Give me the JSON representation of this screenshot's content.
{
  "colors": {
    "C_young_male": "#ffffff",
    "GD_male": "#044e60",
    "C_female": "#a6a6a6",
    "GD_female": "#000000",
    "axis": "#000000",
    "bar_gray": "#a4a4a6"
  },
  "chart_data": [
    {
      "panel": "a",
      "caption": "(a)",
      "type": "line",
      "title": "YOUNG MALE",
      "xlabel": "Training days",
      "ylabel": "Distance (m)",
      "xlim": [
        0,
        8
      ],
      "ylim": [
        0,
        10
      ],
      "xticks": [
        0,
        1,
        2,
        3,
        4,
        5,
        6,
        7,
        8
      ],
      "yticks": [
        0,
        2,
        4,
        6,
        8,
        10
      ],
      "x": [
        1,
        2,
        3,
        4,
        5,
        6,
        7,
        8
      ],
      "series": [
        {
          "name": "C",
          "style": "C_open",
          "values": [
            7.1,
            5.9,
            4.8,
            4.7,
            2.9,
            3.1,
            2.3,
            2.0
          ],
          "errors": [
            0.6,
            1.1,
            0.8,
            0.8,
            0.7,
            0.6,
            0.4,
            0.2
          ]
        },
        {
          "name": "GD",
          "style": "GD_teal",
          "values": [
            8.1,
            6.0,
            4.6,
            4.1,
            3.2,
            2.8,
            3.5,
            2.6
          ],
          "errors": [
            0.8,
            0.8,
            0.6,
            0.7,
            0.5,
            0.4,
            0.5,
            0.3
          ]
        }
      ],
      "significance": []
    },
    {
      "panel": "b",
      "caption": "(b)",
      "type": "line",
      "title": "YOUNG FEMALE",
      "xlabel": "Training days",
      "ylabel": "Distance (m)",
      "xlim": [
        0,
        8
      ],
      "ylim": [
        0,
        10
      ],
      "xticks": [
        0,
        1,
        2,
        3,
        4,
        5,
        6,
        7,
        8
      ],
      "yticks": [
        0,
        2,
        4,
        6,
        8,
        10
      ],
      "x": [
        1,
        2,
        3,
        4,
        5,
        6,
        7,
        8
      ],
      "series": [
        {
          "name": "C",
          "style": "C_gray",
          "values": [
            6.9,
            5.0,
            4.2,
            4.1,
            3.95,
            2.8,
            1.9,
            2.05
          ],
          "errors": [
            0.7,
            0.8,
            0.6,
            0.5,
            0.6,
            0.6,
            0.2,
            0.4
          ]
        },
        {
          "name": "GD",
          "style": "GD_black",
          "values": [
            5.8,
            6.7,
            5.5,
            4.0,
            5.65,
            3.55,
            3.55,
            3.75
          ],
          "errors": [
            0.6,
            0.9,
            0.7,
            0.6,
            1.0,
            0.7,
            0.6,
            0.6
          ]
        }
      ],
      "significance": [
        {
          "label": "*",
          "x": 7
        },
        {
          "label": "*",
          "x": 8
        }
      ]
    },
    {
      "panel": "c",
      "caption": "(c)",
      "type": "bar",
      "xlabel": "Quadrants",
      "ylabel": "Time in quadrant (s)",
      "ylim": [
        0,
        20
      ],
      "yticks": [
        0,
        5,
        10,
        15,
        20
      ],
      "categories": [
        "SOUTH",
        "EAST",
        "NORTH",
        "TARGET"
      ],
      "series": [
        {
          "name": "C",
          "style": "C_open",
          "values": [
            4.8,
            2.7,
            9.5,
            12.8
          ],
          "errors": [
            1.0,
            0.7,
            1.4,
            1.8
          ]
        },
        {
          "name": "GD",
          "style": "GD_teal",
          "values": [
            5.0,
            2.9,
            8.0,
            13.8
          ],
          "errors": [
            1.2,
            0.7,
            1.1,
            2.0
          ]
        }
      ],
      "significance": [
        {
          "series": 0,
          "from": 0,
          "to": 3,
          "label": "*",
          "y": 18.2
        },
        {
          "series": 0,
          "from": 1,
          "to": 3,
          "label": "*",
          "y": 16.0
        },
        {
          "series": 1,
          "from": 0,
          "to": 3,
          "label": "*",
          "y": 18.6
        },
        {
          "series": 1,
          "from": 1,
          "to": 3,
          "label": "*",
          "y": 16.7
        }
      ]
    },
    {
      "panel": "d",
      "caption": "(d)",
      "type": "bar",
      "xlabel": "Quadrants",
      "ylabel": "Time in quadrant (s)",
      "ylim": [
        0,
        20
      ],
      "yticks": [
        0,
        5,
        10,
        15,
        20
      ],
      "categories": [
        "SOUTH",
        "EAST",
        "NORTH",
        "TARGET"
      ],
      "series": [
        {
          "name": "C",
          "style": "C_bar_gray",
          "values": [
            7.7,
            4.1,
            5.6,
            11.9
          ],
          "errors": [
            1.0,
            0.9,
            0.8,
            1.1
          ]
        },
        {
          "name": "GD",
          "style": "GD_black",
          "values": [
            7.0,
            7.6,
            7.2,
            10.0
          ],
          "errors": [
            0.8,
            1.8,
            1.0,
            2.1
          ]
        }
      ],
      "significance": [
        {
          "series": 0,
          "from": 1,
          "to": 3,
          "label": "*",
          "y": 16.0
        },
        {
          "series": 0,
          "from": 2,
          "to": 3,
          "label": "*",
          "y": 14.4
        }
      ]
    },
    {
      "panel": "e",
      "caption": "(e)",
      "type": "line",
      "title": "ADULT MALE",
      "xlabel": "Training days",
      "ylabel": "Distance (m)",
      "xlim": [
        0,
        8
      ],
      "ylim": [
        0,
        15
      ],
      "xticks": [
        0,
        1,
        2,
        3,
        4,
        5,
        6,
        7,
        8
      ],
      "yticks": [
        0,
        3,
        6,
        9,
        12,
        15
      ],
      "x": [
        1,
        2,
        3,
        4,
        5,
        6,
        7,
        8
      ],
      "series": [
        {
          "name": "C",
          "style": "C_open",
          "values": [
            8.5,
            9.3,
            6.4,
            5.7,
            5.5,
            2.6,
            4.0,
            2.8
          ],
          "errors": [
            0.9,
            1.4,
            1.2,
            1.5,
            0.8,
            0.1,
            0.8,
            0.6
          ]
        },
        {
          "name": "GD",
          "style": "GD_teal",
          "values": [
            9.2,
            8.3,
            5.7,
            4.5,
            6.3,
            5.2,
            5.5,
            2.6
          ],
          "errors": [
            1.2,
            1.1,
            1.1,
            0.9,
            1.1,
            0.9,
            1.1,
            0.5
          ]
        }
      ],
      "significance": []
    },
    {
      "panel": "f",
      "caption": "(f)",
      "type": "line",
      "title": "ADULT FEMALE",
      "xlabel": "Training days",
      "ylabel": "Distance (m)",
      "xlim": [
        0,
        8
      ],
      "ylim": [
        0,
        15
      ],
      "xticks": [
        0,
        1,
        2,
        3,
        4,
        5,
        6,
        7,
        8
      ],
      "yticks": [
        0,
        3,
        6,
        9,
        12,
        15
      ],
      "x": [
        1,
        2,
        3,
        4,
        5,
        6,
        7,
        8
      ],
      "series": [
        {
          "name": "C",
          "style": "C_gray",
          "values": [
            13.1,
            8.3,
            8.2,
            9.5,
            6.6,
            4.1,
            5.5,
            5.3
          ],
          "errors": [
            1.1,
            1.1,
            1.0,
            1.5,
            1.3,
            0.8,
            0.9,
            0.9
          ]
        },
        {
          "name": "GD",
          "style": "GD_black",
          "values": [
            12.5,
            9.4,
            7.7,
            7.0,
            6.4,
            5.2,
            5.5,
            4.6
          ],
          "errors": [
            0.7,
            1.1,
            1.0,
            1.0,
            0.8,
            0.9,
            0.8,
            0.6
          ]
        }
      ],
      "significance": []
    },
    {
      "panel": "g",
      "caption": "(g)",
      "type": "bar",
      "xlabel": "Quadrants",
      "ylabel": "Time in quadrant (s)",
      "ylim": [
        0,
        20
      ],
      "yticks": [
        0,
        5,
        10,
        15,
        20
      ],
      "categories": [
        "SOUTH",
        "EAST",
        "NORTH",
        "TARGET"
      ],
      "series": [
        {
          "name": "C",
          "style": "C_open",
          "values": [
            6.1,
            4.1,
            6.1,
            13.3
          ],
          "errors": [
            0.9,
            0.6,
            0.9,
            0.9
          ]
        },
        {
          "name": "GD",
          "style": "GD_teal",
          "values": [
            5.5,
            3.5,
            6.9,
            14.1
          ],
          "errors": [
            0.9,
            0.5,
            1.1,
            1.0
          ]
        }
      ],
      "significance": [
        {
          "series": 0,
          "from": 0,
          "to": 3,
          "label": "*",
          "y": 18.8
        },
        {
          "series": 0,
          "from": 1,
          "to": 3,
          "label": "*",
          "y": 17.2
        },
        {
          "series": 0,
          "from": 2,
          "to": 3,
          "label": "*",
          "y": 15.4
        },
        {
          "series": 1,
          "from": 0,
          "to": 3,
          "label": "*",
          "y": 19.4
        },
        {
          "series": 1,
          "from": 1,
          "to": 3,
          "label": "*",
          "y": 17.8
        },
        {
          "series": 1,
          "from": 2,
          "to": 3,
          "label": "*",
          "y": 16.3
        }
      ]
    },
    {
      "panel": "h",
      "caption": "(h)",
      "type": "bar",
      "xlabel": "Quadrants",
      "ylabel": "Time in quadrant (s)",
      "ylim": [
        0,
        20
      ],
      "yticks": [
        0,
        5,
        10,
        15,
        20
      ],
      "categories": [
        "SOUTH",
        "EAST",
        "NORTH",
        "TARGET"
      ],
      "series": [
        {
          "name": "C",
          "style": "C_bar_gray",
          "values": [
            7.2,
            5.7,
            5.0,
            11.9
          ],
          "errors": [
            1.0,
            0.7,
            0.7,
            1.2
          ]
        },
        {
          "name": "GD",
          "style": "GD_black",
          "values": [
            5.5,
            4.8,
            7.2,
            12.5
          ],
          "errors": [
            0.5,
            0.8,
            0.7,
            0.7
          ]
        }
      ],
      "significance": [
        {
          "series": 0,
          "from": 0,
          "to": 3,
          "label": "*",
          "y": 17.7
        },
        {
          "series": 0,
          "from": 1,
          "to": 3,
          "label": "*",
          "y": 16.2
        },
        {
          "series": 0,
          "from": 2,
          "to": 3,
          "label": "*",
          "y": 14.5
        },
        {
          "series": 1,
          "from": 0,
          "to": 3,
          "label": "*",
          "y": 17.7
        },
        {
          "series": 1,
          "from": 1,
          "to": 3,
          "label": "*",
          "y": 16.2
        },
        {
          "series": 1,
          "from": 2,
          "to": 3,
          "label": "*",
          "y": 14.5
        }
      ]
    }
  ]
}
------------------------------
Find every line above that contains the word "title", and return each one.

      "title": "YOUNG MALE",
      "title": "YOUNG FEMALE",
      "title": "ADULT MALE",
      "title": "ADULT FEMALE",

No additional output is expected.